Extract all of the entries and set them down verbatim.

» Records supplied
════════════════════

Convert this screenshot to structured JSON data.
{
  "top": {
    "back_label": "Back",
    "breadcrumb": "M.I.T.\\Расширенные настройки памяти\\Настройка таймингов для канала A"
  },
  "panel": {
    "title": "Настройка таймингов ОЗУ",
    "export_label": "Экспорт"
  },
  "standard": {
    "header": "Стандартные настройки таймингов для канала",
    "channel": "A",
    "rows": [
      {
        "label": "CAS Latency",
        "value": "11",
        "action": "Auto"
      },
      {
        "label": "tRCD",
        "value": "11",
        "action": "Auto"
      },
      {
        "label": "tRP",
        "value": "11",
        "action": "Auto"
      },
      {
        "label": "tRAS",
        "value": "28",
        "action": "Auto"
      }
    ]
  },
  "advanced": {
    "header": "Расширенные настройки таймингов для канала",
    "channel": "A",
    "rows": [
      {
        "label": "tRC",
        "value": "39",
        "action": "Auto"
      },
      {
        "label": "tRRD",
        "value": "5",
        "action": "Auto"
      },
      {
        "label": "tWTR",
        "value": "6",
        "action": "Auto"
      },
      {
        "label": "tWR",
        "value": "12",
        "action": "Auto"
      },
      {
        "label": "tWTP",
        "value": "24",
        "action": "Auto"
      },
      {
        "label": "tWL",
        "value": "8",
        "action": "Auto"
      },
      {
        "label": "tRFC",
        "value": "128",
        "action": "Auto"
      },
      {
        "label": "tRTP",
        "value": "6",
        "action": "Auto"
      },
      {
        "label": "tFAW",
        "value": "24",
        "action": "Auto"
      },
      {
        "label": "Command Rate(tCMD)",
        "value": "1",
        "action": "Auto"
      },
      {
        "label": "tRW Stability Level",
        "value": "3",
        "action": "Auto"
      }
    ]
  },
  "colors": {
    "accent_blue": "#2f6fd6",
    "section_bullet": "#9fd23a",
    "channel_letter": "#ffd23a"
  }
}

════════════════════

» Output for this task
Convert this screenshot to structured JSON data.
{
  "top": {
    "back_label": "Back",
    "breadcrumb": "M.I.T.\\Расширенные настройки памяти\\Настройка таймингов для канала A"
  },
  "panel": {
    "title": "Настройка таймингов ОЗУ",
    "export_label": "Экспорт"
  },
  "standard": {
    "header": "Стандартные настройки таймингов для канала",
    "channel": "A",
    "rows": [
      {
        "label": "CAS Latency",
        "value": "11",
        "action": "Auto"
      },
      {
        "label": "tRCD",
        "value": "11",
        "action": "Auto"
      },
      {
        "label": "tRP",
        "value": "11",
        "action": "Auto"
      },
      {
        "label": "tRAS",
        "value": "28",
        "action": "Auto"
      }
    ]
  },
  "advanced": {
    "header": "Расширенные настройки таймингов для канала",
    "channel": "A",
    "rows": [
      {
        "label": "tRC",
        "value": "39",
        "action": "Auto"
      },
      {
        "label": "tRRD",
        "value": "5",
        "action": "Auto"
      },
      {
        "label": "tWTR",
        "value": "6",
        "action": "Auto"
      },
      {
        "label": "tWR",
        "value": "12",
        "action": "Auto"
      },
      {
        "label": "tWTP",
        "value": "24",
        "action": "Auto"
      },
      {
        "label": "tWL",
        "value": "8",
        "action": "Auto"
      },
      {
        "label": "tRFC",
        "value": "128",
        "action": "Auto"
      },
      {
        "label": "tRTP",
        "value": "6",
        "action": "Auto"
      },
      {
        "label": "tFAW",
        "value": "24",
        "action": "Auto"
      },
      {
        "label": "Command Rate(tCMD)",
        "value": "1",
        "action": "Auto"
      },
      {
        "label": "tRW Stability Level",
        "value": "3",
        "action": "Auto"
      }
    ]
  },
  "colors": {
    "accent_blue": "#2f6fd6",
    "section_bullet": "#9fd23a",
    "channel_letter": "#ffd23a"
  }
}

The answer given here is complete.